— start of Data to use —

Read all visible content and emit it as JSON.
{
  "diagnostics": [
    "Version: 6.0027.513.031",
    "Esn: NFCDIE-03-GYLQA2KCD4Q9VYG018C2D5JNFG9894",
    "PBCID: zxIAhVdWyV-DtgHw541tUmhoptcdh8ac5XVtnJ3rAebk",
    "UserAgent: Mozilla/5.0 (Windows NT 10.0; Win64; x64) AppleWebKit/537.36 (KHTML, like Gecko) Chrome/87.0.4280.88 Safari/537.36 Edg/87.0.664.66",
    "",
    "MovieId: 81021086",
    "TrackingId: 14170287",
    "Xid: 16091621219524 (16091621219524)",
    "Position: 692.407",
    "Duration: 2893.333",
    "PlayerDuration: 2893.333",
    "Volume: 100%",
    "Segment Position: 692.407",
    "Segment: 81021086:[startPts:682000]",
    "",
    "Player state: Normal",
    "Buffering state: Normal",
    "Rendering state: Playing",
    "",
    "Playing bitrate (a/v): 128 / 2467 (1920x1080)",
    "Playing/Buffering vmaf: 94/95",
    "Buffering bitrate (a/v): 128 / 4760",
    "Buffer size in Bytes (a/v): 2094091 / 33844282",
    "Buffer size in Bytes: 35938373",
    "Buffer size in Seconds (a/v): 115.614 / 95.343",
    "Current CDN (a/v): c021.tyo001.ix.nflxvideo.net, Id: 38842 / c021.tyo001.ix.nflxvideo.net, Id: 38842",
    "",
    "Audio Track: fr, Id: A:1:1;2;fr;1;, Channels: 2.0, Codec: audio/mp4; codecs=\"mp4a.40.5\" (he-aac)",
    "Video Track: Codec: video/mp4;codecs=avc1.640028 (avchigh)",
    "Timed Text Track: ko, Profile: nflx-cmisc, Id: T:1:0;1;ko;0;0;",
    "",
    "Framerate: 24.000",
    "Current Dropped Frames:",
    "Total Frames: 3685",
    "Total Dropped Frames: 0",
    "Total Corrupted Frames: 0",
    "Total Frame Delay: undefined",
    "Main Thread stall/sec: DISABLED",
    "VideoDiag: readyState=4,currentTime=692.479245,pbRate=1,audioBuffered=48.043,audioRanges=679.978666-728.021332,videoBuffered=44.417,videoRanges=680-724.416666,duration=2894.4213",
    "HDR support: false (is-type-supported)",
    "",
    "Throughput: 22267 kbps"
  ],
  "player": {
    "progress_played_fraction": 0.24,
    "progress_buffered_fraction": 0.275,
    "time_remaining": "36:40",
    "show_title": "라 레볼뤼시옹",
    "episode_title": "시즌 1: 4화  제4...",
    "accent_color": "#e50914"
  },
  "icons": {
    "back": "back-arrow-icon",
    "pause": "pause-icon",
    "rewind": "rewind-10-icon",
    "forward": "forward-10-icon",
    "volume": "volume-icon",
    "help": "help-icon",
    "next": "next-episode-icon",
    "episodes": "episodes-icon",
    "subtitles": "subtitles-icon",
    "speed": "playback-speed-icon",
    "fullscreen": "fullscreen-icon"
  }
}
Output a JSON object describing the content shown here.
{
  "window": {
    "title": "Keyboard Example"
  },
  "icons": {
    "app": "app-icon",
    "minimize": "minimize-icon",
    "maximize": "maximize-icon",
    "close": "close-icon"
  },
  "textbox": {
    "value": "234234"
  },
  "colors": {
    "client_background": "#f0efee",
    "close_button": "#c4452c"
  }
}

— end of Data to use —

▸ **Challenge**: Repeat the material from above exactly, word for word.

▸ **Output**:
Read all visible content and emit it as JSON.
{
  "diagnostics": [
    "Version: 6.0027.513.031",
    "Esn: NFCDIE-03-GYLQA2KCD4Q9VYG018C2D5JNFG9894",
    "PBCID: zxIAhVdWyV-DtgHw541tUmhoptcdh8ac5XVtnJ3rAebk",
    "UserAgent: Mozilla/5.0 (Windows NT 10.0; Win64; x64) AppleWebKit/537.36 (KHTML, like Gecko) Chrome/87.0.4280.88 Safari/537.36 Edg/87.0.664.66",
    "",
    "MovieId: 81021086",
    "TrackingId: 14170287",
    "Xid: 16091621219524 (16091621219524)",
    "Position: 692.407",
    "Duration: 2893.333",
    "PlayerDuration: 2893.333",
    "Volume: 100%",
    "Segment Position: 692.407",
    "Segment: 81021086:[startPts:682000]",
    "",
    "Player state: Normal",
    "Buffering state: Normal",
    "Rendering state: Playing",
    "",
    "Playing bitrate (a/v): 128 / 2467 (1920x1080)",
    "Playing/Buffering vmaf: 94/95",
    "Buffering bitrate (a/v): 128 / 4760",
    "Buffer size in Bytes (a/v): 2094091 / 33844282",
    "Buffer size in Bytes: 35938373",
    "Buffer size in Seconds (a/v): 115.614 / 95.343",
    "Current CDN (a/v): c021.tyo001.ix.nflxvideo.net, Id: 38842 / c021.tyo001.ix.nflxvideo.net, Id: 38842",
    "",
    "Audio Track: fr, Id: A:1:1;2;fr;1;, Channels: 2.0, Codec: audio/mp4; codecs=\"mp4a.40.5\" (he-aac)",
    "Video Track: Codec: video/mp4;codecs=avc1.640028 (avchigh)",
    "Timed Text Track: ko, Profile: nflx-cmisc, Id: T:1:0;1;ko;0;0;",
    "",
    "Framerate: 24.000",
    "Current Dropped Frames:",
    "Total Frames: 3685",
    "Total Dropped Frames: 0",
    "Total Corrupted Frames: 0",
    "Total Frame Delay: undefined",
    "Main Thread stall/sec: DISABLED",
    "VideoDiag: readyState=4,currentTime=692.479245,pbRate=1,audioBuffered=48.043,audioRanges=679.978666-728.021332,videoBuffered=44.417,videoRanges=680-724.416666,duration=2894.4213",
    "HDR support: false (is-type-supported)",
    "",
    "Throughput: 22267 kbps"
  ],
  "player": {
    "progress_played_fraction": 0.24,
    "progress_buffered_fraction": 0.275,
    "time_remaining": "36:40",
    "show_title": "라 레볼뤼시옹",
    "episode_title": "시즌 1: 4화  제4...",
    "accent_color": "#e50914"
  },
  "icons": {
    "back": "back-arrow-icon",
    "pause": "pause-icon",
    "rewind": "rewind-10-icon",
    "forward": "forward-10-icon",
    "volume": "volume-icon",
    "help": "help-icon",
    "next": "next-episode-icon",
    "episodes": "episodes-icon",
    "subtitles": "subtitles-icon",
    "speed": "playback-speed-icon",
    "fullscreen": "fullscreen-icon"
  }
}
Output a JSON object describing the content shown here.
{
  "window": {
    "title": "Keyboard Example"
  },
  "icons": {
    "app": "app-icon",
    "minimize": "minimize-icon",
    "maximize": "maximize-icon",
    "close": "close-icon"
  },
  "textbox": {
    "value": "234234"
  },
  "colors": {
    "client_background": "#f0efee",
    "close_button": "#c4452c"
  }
}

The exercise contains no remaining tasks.